The listing beneath should be written out in full, exactly as shown.

====== Task input

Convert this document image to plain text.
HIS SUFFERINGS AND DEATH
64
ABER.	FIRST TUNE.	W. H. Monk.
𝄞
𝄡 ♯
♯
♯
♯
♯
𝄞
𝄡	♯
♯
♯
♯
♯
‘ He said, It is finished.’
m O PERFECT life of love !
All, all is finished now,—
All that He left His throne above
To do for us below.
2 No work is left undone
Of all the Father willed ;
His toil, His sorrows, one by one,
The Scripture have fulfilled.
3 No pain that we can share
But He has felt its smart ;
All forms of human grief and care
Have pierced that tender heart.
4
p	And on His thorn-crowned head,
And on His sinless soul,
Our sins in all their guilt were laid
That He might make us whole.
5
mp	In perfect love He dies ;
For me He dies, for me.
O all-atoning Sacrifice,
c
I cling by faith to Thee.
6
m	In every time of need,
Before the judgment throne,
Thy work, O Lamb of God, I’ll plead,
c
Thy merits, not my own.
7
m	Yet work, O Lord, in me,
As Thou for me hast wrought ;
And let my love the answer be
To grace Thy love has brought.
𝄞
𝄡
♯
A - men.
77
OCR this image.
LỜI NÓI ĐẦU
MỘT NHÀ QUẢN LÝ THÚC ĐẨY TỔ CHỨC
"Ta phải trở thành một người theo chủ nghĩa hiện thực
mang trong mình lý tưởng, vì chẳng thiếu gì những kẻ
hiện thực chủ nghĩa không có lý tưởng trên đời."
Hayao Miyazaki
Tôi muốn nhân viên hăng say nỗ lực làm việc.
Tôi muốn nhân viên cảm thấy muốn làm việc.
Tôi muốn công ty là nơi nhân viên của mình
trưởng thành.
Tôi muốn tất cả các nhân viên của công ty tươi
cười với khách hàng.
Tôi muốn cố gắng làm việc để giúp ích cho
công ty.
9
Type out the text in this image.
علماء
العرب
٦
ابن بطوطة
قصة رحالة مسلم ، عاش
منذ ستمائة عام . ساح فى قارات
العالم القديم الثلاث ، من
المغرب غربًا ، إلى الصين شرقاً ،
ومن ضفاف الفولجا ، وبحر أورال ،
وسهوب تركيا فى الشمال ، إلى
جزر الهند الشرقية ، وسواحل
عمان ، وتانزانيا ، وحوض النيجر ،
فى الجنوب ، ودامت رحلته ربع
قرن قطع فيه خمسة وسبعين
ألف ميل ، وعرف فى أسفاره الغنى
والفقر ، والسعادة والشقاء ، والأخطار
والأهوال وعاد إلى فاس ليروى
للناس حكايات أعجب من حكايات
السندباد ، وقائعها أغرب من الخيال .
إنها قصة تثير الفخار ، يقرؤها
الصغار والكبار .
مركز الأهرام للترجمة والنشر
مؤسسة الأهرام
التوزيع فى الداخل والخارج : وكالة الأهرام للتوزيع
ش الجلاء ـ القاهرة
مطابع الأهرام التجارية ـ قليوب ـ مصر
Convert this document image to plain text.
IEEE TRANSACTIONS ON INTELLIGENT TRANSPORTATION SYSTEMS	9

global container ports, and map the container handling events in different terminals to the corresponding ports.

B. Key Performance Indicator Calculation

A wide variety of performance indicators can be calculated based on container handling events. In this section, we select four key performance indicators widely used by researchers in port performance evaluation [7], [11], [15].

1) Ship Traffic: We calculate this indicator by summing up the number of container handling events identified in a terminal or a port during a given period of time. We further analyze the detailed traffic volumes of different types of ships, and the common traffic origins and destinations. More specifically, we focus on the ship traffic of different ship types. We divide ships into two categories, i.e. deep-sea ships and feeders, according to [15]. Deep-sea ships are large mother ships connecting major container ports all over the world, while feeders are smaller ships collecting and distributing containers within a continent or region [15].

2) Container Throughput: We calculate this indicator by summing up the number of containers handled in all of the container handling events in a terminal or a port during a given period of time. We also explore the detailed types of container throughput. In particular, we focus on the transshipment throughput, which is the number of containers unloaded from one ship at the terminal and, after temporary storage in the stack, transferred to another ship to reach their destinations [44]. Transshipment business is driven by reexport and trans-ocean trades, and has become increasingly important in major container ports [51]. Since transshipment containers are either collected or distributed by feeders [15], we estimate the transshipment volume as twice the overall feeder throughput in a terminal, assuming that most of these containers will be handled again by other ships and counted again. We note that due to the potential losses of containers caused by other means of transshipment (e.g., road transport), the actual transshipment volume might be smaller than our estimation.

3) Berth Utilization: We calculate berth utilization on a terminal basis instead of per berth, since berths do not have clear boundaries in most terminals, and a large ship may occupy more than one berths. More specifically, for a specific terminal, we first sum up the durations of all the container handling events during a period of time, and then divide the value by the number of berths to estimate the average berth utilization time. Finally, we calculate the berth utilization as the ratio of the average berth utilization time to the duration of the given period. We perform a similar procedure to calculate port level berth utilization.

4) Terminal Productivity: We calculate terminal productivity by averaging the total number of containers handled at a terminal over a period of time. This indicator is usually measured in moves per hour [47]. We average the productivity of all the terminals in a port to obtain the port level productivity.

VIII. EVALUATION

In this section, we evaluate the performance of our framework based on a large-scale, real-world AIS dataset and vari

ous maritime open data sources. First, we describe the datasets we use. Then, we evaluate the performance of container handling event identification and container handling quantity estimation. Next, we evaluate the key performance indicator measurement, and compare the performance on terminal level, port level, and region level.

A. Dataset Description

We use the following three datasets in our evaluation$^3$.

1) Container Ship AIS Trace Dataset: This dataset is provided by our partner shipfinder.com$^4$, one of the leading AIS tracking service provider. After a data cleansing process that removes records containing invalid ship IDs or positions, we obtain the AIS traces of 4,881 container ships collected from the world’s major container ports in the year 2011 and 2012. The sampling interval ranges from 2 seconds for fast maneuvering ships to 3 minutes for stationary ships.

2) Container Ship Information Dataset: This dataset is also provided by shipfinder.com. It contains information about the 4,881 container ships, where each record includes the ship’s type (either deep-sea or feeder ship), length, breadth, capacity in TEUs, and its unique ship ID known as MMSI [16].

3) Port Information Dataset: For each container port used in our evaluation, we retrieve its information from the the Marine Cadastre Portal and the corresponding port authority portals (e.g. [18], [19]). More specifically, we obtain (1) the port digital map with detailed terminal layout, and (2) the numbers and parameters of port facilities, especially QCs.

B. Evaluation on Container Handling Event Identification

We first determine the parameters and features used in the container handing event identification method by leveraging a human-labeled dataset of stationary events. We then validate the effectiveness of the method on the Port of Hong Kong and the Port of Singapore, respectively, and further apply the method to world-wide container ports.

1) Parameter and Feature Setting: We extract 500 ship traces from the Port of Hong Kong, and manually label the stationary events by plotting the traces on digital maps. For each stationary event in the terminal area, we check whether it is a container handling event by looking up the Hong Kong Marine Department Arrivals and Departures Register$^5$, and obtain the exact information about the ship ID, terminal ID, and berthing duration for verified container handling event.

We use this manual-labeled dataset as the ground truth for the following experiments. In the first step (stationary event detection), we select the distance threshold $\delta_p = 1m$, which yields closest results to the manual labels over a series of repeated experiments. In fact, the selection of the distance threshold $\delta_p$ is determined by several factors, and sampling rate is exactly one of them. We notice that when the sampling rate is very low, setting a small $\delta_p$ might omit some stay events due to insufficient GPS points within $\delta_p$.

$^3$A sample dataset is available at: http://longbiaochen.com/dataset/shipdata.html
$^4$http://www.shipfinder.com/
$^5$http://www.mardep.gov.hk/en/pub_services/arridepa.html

============

» **The reply**
Convert this document image to plain text.
HIS SUFFERINGS AND DEATH
64
ABER.	FIRST TUNE.	W. H. Monk.
𝄞
𝄡 ♯
♯
♯
♯
♯
𝄞
𝄡	♯
♯
♯
♯
♯
‘ He said, It is finished.’
m O PERFECT life of love !
All, all is finished now,—
All that He left His throne above
To do for us below.
2 No work is left undone
Of all the Father willed ;
His toil, His sorrows, one by one,
The Scripture have fulfilled.
3 No pain that we can share
But He has felt its smart ;
All forms of human grief and care
Have pierced that tender heart.
4
p	And on His thorn-crowned head,
And on His sinless soul,
Our sins in all their guilt were laid
That He might make us whole.
5
mp	In perfect love He dies ;
For me He dies, for me.
O all-atoning Sacrifice,
c
I cling by faith to Thee.
6
m	In every time of need,
Before the judgment throne,
Thy work, O Lamb of God, I’ll plead,
c
Thy merits, not my own.
7
m	Yet work, O Lord, in me,
As Thou for me hast wrought ;
And let my love the answer be
To grace Thy love has brought.
𝄞
𝄡
♯
A - men.
77
OCR this image.
LỜI NÓI ĐẦU
MỘT NHÀ QUẢN LÝ THÚC ĐẨY TỔ CHỨC
"Ta phải trở thành một người theo chủ nghĩa hiện thực
mang trong mình lý tưởng, vì chẳng thiếu gì những kẻ
hiện thực chủ nghĩa không có lý tưởng trên đời."
Hayao Miyazaki
Tôi muốn nhân viên hăng say nỗ lực làm việc.
Tôi muốn nhân viên cảm thấy muốn làm việc.
Tôi muốn công ty là nơi nhân viên của mình
trưởng thành.
Tôi muốn tất cả các nhân viên của công ty tươi
cười với khách hàng.
Tôi muốn cố gắng làm việc để giúp ích cho
công ty.
9
Type out the text in this image.
علماء
العرب
٦
ابن بطوطة
قصة رحالة مسلم ، عاش
منذ ستمائة عام . ساح فى قارات
العالم القديم الثلاث ، من
المغرب غربًا ، إلى الصين شرقاً ،
ومن ضفاف الفولجا ، وبحر أورال ،
وسهوب تركيا فى الشمال ، إلى
جزر الهند الشرقية ، وسواحل
عمان ، وتانزانيا ، وحوض النيجر ،
فى الجنوب ، ودامت رحلته ربع
قرن قطع فيه خمسة وسبعين
ألف ميل ، وعرف فى أسفاره الغنى
والفقر ، والسعادة والشقاء ، والأخطار
والأهوال وعاد إلى فاس ليروى
للناس حكايات أعجب من حكايات
السندباد ، وقائعها أغرب من الخيال .
إنها قصة تثير الفخار ، يقرؤها
الصغار والكبار .
مركز الأهرام للترجمة والنشر
مؤسسة الأهرام
التوزيع فى الداخل والخارج : وكالة الأهرام للتوزيع
ش الجلاء ـ القاهرة
مطابع الأهرام التجارية ـ قليوب ـ مصر
Convert this document image to plain text.
IEEE TRANSACTIONS ON INTELLIGENT TRANSPORTATION SYSTEMS	9

global container ports, and map the container handling events in different terminals to the corresponding ports.

B. Key Performance Indicator Calculation

A wide variety of performance indicators can be calculated based on container handling events. In this section, we select four key performance indicators widely used by researchers in port performance evaluation [7], [11], [15].

1) Ship Traffic: We calculate this indicator by summing up the number of container handling events identified in a terminal or a port during a given period of time. We further analyze the detailed traffic volumes of different types of ships, and the common traffic origins and destinations. More specifically, we focus on the ship traffic of different ship types. We divide ships into two categories, i.e. deep-sea ships and feeders, according to [15]. Deep-sea ships are large mother ships connecting major container ports all over the world, while feeders are smaller ships collecting and distributing containers within a continent or region [15].

2) Container Throughput: We calculate this indicator by summing up the number of containers handled in all of the container handling events in a terminal or a port during a given period of time. We also explore the detailed types of container throughput. In particular, we focus on the transshipment throughput, which is the number of containers unloaded from one ship at the terminal and, after temporary storage in the stack, transferred to another ship to reach their destinations [44]. Transshipment business is driven by reexport and trans-ocean trades, and has become increasingly important in major container ports [51]. Since transshipment containers are either collected or distributed by feeders [15], we estimate the transshipment volume as twice the overall feeder throughput in a terminal, assuming that most of these containers will be handled again by other ships and counted again. We note that due to the potential losses of containers caused by other means of transshipment (e.g., road transport), the actual transshipment volume might be smaller than our estimation.

3) Berth Utilization: We calculate berth utilization on a terminal basis instead of per berth, since berths do not have clear boundaries in most terminals, and a large ship may occupy more than one berths. More specifically, for a specific terminal, we first sum up the durations of all the container handling events during a period of time, and then divide the value by the number of berths to estimate the average berth utilization time. Finally, we calculate the berth utilization as the ratio of the average berth utilization time to the duration of the given period. We perform a similar procedure to calculate port level berth utilization.

4) Terminal Productivity: We calculate terminal productivity by averaging the total number of containers handled at a terminal over a period of time. This indicator is usually measured in moves per hour [47]. We average the productivity of all the terminals in a port to obtain the port level productivity.

VIII. EVALUATION

In this section, we evaluate the performance of our framework based on a large-scale, real-world AIS dataset and vari

ous maritime open data sources. First, we describe the datasets we use. Then, we evaluate the performance of container handling event identification and container handling quantity estimation. Next, we evaluate the key performance indicator measurement, and compare the performance on terminal level, port level, and region level.

A. Dataset Description

We use the following three datasets in our evaluation$^3$.

1) Container Ship AIS Trace Dataset: This dataset is provided by our partner shipfinder.com$^4$, one of the leading AIS tracking service provider. After a data cleansing process that removes records containing invalid ship IDs or positions, we obtain the AIS traces of 4,881 container ships collected from the world’s major container ports in the year 2011 and 2012. The sampling interval ranges from 2 seconds for fast maneuvering ships to 3 minutes for stationary ships.

2) Container Ship Information Dataset: This dataset is also provided by shipfinder.com. It contains information about the 4,881 container ships, where each record includes the ship’s type (either deep-sea or feeder ship), length, breadth, capacity in TEUs, and its unique ship ID known as MMSI [16].

3) Port Information Dataset: For each container port used in our evaluation, we retrieve its information from the the Marine Cadastre Portal and the corresponding port authority portals (e.g. [18], [19]). More specifically, we obtain (1) the port digital map with detailed terminal layout, and (2) the numbers and parameters of port facilities, especially QCs.

B. Evaluation on Container Handling Event Identification

We first determine the parameters and features used in the container handing event identification method by leveraging a human-labeled dataset of stationary events. We then validate the effectiveness of the method on the Port of Hong Kong and the Port of Singapore, respectively, and further apply the method to world-wide container ports.

1) Parameter and Feature Setting: We extract 500 ship traces from the Port of Hong Kong, and manually label the stationary events by plotting the traces on digital maps. For each stationary event in the terminal area, we check whether it is a container handling event by looking up the Hong Kong Marine Department Arrivals and Departures Register$^5$, and obtain the exact information about the ship ID, terminal ID, and berthing duration for verified container handling event.

We use this manual-labeled dataset as the ground truth for the following experiments. In the first step (stationary event detection), we select the distance threshold $\delta_p = 1m$, which yields closest results to the manual labels over a series of repeated experiments. In fact, the selection of the distance threshold $\delta_p$ is determined by several factors, and sampling rate is exactly one of them. We notice that when the sampling rate is very low, setting a small $\delta_p$ might omit some stay events due to insufficient GPS points within $\delta_p$.

$^3$A sample dataset is available at: http://longbiaochen.com/dataset/shipdata.html
$^4$http://www.shipfinder.com/
$^5$http://www.mardep.gov.hk/en/pub_services/arridepa.html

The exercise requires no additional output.